[ACTION ITEM]: Each record below should be repeated precisely as written.

──────── LISTED RECORDS ────────

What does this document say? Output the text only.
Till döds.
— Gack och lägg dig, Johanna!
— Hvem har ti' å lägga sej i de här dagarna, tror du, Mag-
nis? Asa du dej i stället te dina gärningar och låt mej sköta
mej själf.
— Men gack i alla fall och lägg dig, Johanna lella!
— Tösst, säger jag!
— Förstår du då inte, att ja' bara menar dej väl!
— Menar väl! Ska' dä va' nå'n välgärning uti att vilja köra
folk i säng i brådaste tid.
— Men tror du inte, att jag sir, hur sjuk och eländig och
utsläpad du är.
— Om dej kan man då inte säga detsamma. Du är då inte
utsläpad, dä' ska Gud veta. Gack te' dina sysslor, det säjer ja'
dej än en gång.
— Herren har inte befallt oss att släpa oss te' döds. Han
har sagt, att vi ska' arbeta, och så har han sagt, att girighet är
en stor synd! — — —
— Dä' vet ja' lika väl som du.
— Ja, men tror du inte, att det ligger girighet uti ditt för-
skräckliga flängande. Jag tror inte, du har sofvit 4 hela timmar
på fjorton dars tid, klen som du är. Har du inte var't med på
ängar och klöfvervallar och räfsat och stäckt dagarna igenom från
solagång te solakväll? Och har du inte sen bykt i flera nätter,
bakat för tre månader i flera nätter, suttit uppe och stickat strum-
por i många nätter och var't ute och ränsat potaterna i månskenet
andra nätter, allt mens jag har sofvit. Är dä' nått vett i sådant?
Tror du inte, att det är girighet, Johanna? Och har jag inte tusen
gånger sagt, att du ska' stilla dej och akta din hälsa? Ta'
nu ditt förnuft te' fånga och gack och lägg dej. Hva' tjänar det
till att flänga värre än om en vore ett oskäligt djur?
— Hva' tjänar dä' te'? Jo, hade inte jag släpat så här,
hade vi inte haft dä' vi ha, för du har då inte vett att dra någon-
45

────────

[TASK RESPONSE]:
What does this document say? Output the text only.
Till döds.
— Gack och lägg dig, Johanna!
— Hvem har ti' å lägga sej i de här dagarna, tror du, Mag-
nis? Asa du dej i stället te dina gärningar och låt mej sköta
mej själf.
— Men gack i alla fall och lägg dig, Johanna lella!
— Tösst, säger jag!
— Förstår du då inte, att ja' bara menar dej väl!
— Menar väl! Ska' dä va' nå'n välgärning uti att vilja köra
folk i säng i brådaste tid.
— Men tror du inte, att jag sir, hur sjuk och eländig och
utsläpad du är.
— Om dej kan man då inte säga detsamma. Du är då inte
utsläpad, dä' ska Gud veta. Gack te' dina sysslor, det säjer ja'
dej än en gång.
— Herren har inte befallt oss att släpa oss te' döds. Han
har sagt, att vi ska' arbeta, och så har han sagt, att girighet är
en stor synd! — — —
— Dä' vet ja' lika väl som du.
— Ja, men tror du inte, att det ligger girighet uti ditt för-
skräckliga flängande. Jag tror inte, du har sofvit 4 hela timmar
på fjorton dars tid, klen som du är. Har du inte var't med på
ängar och klöfvervallar och räfsat och stäckt dagarna igenom från
solagång te solakväll? Och har du inte sen bykt i flera nätter,
bakat för tre månader i flera nätter, suttit uppe och stickat strum-
por i många nätter och var't ute och ränsat potaterna i månskenet
andra nätter, allt mens jag har sofvit. Är dä' nått vett i sådant?
Tror du inte, att det är girighet, Johanna? Och har jag inte tusen
gånger sagt, att du ska' stilla dej och akta din hälsa? Ta'
nu ditt förnuft te' fånga och gack och lägg dej. Hva' tjänar det
till att flänga värre än om en vore ett oskäligt djur?
— Hva' tjänar dä' te'? Jo, hade inte jag släpat så här,
hade vi inte haft dä' vi ha, för du har då inte vett att dra någon-
45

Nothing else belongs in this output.